● TASK TO CARRY OUT
Gather up every line that includes the string "Vamos".

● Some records
━━━━━━━━━━━━━━━━━━━━
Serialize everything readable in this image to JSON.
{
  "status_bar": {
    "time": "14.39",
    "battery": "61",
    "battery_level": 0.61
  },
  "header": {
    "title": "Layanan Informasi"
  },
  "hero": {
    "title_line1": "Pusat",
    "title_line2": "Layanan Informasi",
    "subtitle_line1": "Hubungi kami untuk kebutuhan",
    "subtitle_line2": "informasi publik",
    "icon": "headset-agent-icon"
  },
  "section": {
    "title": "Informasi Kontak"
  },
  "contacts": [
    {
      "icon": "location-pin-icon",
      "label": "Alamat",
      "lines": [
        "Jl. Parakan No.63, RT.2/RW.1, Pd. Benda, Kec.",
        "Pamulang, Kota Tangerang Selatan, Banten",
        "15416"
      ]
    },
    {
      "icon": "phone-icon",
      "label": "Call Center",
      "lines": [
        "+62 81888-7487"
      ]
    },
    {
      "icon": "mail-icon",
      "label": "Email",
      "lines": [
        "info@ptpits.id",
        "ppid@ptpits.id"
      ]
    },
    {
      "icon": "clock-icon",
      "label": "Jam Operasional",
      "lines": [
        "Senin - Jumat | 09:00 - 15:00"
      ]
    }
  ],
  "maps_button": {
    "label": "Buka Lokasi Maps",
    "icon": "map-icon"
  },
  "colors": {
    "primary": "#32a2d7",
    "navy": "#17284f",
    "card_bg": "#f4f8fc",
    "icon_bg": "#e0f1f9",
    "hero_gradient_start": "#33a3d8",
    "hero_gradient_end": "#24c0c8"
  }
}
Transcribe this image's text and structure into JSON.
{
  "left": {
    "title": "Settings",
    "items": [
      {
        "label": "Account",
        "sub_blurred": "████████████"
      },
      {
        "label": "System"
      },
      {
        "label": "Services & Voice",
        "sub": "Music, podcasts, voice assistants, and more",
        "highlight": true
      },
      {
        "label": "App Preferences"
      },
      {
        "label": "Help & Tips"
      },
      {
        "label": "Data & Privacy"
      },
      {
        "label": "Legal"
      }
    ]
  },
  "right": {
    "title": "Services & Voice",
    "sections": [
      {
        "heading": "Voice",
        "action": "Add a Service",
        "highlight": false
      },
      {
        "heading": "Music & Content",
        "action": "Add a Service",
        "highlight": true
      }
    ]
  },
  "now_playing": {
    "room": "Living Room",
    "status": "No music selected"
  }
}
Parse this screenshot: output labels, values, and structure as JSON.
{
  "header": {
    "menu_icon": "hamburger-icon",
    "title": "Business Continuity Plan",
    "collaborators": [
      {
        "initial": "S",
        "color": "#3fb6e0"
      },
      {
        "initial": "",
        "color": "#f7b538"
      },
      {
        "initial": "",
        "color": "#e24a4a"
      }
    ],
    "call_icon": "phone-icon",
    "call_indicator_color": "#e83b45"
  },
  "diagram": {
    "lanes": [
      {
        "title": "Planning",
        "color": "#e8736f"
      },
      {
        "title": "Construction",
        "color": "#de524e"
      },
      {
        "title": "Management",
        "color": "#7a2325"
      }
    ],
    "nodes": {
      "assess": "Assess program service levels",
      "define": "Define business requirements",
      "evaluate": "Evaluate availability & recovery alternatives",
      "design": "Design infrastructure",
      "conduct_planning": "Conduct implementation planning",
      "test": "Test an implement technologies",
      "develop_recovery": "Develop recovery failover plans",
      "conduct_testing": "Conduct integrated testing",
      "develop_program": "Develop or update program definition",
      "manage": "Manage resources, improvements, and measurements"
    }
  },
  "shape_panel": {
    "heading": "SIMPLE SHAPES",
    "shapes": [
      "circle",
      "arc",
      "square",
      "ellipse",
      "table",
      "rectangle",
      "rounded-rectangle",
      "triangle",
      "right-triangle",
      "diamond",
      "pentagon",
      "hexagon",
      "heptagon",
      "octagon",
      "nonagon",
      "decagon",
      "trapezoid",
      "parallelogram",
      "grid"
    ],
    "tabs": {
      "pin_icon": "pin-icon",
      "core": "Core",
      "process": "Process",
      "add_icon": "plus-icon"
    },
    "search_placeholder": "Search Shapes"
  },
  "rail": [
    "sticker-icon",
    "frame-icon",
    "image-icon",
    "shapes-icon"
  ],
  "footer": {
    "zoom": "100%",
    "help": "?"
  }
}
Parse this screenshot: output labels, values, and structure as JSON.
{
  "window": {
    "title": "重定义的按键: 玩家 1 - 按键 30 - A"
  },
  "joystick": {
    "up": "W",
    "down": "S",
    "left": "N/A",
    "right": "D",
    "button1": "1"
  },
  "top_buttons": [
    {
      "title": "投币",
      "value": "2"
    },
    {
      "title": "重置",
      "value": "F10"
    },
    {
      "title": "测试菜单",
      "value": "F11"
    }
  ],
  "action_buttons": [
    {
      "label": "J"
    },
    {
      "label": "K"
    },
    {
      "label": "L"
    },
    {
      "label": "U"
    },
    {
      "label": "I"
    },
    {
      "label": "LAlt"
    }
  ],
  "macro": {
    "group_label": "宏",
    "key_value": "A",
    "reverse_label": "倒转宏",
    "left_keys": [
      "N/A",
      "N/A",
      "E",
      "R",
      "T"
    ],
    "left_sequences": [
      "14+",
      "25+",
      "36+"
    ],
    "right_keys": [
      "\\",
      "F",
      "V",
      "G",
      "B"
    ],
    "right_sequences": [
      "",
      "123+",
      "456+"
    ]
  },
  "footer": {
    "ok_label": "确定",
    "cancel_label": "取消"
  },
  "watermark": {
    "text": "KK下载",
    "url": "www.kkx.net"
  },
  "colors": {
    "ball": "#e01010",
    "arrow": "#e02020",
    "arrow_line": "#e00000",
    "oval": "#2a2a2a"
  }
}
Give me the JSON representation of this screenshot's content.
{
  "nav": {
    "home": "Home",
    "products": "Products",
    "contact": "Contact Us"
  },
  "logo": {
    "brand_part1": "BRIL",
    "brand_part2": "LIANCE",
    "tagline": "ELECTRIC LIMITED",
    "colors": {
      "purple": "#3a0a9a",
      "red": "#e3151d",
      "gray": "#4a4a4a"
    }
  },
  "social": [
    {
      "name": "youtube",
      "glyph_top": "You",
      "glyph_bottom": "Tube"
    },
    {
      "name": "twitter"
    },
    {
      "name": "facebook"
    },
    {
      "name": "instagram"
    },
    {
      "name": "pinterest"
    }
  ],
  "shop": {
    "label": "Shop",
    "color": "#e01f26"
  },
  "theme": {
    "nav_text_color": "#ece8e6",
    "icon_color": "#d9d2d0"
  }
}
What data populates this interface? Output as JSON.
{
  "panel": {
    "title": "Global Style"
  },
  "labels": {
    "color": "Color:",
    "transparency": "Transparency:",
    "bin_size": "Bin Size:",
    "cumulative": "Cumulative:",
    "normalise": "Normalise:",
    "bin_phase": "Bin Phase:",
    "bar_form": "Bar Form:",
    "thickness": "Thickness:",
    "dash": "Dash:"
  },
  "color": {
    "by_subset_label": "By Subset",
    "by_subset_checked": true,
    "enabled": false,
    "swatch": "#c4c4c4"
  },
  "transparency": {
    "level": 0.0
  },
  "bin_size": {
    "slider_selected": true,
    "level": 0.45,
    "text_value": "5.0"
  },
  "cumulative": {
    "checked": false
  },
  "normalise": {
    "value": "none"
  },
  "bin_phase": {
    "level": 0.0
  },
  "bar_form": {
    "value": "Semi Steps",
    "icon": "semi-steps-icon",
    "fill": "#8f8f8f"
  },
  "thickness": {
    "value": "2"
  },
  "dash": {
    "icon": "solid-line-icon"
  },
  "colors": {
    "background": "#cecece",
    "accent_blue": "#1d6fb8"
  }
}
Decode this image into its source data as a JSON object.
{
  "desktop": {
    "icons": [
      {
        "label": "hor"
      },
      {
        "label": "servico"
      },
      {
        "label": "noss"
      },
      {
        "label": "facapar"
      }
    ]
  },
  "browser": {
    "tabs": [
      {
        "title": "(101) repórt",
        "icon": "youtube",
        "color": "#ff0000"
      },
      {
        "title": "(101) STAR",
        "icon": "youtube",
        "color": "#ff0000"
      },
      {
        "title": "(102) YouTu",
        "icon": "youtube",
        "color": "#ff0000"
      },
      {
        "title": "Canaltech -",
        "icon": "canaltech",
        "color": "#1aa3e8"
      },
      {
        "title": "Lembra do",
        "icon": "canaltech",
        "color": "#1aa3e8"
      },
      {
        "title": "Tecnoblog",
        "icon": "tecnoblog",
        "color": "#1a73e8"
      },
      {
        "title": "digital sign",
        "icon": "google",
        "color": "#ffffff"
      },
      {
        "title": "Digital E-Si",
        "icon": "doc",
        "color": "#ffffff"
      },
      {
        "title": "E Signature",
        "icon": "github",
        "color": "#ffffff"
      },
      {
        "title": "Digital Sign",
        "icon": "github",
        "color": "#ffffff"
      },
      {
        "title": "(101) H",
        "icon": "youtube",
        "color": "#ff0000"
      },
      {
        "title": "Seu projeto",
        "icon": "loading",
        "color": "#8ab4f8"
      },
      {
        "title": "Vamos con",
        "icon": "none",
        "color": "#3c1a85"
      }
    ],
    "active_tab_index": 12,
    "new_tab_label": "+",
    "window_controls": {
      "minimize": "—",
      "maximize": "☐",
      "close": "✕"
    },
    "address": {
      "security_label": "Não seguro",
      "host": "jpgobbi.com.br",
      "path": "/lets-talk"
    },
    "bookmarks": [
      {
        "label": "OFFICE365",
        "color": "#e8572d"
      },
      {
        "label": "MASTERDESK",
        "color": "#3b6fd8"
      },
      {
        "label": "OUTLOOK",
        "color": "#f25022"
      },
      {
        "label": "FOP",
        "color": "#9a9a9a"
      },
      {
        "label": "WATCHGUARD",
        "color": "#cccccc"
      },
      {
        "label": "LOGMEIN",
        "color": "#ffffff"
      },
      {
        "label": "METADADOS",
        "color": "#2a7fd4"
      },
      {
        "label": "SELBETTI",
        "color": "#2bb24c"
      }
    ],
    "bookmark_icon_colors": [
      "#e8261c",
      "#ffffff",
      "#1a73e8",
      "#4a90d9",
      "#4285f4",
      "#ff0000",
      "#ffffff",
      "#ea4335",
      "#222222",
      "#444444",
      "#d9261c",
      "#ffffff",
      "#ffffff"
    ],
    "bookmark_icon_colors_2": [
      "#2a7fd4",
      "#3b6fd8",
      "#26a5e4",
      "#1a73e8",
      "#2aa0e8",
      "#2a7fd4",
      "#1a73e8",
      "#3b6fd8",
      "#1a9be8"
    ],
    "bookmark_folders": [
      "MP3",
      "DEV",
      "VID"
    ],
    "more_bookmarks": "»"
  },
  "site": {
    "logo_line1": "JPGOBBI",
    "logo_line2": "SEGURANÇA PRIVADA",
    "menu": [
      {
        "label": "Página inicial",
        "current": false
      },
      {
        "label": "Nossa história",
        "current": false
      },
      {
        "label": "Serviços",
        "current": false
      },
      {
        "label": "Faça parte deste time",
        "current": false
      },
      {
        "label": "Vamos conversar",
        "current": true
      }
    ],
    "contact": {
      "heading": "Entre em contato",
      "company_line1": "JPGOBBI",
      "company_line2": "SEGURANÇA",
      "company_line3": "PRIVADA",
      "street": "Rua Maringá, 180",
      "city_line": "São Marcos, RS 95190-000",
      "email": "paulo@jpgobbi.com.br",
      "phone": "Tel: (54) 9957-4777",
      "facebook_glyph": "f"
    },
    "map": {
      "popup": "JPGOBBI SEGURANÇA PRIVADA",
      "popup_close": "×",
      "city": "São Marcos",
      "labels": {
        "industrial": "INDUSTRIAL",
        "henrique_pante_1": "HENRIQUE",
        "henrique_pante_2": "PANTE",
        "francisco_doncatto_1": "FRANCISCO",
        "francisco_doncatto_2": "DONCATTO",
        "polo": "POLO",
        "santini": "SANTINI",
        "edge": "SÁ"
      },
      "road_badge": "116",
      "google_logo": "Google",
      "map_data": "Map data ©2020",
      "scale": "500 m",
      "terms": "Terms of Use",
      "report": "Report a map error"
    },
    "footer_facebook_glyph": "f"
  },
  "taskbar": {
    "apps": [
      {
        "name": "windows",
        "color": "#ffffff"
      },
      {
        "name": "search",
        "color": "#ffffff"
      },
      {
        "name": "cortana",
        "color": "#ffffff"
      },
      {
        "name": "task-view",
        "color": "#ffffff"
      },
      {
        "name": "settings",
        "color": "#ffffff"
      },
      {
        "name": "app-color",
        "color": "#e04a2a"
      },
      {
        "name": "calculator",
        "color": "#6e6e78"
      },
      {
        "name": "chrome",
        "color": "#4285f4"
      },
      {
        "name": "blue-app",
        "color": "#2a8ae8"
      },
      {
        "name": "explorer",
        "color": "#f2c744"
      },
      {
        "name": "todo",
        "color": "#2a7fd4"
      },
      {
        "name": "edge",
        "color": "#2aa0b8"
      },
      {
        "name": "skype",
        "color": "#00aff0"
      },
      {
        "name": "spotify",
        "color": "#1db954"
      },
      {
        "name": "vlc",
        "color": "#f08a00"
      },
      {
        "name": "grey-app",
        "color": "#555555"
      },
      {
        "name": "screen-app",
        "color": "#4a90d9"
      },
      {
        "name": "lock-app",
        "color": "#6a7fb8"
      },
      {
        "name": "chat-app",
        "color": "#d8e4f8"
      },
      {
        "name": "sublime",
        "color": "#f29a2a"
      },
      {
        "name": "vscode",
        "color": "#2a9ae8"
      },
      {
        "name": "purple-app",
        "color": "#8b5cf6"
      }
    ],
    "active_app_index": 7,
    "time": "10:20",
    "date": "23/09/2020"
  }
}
━━━━━━━━━━━━━━━━━━━━
● RESPONSE TO THIS EXERCISE
        "title": "Vamos con",
        "label": "Vamos conversar",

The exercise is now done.